Count every line where "Elongin" shows up, and give that number only.

--- INFORMATION GIVEN ---

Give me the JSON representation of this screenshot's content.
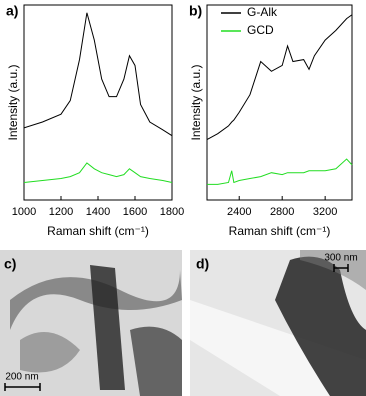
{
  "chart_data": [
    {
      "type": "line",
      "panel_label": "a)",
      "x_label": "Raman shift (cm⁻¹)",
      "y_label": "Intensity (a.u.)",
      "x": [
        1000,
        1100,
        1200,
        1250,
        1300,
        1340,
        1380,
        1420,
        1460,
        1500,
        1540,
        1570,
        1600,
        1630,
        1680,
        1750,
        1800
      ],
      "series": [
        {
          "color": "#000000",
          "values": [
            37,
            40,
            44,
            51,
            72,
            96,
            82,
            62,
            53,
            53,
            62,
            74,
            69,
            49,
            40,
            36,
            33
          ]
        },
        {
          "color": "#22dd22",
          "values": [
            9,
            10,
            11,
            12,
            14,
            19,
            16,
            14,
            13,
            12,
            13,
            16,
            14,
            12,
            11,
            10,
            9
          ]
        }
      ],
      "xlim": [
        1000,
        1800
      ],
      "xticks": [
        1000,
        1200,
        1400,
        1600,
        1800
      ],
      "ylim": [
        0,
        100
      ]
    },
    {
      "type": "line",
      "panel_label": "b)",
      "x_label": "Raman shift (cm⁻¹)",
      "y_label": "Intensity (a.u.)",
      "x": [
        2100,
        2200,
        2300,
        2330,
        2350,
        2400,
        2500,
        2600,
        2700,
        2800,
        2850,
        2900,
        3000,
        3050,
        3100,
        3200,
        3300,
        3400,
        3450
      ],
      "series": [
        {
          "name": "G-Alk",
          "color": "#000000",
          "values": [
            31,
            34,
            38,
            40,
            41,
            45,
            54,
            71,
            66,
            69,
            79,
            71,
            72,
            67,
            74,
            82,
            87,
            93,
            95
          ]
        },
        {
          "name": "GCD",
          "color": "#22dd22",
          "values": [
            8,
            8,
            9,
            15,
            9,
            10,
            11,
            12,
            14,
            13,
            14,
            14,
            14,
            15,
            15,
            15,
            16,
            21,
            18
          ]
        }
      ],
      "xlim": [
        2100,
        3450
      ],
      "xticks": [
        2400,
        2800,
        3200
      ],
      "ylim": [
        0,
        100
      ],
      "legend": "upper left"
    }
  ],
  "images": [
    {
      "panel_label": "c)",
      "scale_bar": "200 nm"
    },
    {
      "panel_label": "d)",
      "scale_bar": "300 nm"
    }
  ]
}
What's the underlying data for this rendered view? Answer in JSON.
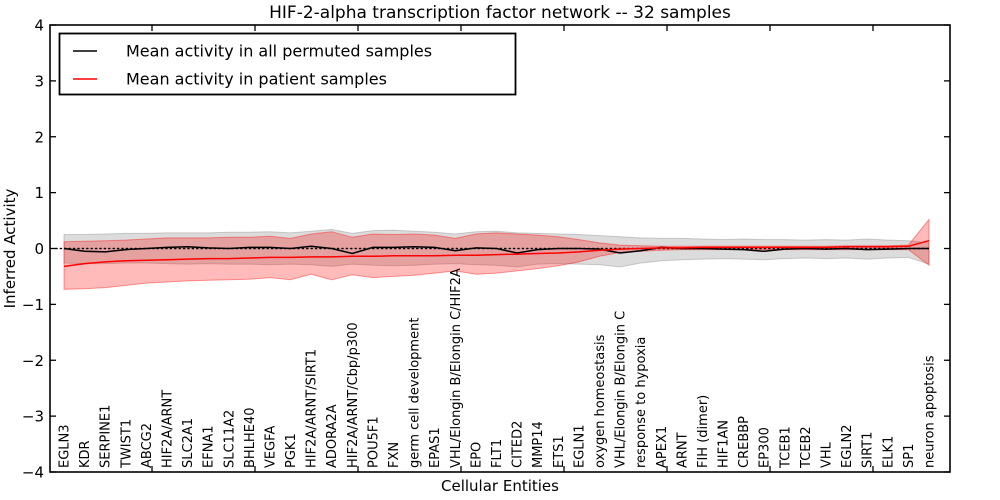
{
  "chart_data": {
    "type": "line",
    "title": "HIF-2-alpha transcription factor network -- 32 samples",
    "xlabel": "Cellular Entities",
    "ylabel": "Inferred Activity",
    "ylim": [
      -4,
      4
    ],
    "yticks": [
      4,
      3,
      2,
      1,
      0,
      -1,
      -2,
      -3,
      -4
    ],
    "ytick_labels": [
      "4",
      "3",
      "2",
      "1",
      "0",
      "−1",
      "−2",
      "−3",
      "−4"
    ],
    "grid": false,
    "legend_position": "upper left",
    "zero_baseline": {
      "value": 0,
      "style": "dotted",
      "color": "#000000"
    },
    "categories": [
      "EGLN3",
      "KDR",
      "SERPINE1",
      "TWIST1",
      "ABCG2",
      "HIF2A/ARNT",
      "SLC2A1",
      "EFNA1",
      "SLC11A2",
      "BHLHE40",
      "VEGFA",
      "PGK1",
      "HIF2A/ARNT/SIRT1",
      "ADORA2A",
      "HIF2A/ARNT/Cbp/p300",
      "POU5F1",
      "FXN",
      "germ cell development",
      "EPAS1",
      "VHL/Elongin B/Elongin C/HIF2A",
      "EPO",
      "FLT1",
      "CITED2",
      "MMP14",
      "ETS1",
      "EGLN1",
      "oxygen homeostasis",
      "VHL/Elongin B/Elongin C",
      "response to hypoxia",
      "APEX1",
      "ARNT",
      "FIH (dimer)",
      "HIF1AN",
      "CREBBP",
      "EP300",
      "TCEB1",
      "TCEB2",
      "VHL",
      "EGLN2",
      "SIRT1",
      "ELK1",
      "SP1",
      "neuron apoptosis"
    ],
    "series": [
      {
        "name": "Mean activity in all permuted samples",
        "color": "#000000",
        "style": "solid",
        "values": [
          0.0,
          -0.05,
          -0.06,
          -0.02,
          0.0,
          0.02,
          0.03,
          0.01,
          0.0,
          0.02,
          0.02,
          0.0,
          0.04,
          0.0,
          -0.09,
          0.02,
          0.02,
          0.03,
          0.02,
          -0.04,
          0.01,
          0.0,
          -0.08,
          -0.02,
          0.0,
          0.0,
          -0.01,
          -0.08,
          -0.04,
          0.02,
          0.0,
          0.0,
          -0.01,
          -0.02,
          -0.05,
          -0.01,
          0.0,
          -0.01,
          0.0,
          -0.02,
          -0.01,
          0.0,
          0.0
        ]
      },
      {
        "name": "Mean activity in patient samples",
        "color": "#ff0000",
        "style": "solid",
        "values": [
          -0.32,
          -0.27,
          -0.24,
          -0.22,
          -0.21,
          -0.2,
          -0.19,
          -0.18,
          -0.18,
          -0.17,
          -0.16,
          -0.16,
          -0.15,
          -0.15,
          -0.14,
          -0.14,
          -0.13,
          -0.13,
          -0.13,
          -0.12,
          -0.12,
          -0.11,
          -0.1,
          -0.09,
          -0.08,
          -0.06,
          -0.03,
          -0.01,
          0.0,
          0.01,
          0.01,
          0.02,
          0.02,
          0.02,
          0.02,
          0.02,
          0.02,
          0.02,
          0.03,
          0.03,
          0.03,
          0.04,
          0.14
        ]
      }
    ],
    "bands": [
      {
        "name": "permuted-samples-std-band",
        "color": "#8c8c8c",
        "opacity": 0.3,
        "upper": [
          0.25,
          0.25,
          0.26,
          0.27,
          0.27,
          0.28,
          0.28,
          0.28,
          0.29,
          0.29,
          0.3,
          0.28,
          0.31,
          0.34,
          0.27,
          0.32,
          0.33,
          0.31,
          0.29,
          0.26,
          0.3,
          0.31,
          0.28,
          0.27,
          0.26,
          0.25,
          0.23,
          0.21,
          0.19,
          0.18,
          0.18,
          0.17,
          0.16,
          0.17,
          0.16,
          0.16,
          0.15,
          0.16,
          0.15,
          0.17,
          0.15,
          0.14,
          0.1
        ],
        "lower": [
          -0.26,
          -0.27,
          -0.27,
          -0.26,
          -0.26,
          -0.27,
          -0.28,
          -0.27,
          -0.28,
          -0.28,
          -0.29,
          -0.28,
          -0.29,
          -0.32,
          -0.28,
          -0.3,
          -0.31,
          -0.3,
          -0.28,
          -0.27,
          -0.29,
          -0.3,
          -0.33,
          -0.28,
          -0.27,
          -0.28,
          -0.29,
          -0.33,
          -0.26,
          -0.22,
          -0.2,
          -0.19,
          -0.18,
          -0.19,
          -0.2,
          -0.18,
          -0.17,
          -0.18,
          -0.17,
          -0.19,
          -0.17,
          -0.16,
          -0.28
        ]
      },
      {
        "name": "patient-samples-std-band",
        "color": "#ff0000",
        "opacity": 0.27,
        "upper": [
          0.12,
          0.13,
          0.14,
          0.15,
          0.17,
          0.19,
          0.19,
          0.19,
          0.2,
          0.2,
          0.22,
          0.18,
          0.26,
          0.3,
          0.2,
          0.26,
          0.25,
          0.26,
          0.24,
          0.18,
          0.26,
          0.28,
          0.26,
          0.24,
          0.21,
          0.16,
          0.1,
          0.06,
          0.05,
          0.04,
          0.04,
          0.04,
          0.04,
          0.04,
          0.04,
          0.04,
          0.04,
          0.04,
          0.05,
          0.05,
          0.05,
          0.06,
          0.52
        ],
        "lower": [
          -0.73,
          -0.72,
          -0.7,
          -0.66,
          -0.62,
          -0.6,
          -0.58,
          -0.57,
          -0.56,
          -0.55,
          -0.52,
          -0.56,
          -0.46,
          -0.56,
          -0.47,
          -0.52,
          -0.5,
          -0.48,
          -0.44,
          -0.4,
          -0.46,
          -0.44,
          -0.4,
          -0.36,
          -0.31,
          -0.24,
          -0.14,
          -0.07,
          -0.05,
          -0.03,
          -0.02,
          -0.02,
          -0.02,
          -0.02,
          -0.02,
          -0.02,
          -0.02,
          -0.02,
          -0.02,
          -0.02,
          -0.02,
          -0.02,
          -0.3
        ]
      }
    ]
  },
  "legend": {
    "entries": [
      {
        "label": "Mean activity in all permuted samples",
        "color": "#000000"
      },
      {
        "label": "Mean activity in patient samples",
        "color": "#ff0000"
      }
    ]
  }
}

---

EXERCISE OUTPUT ▸
2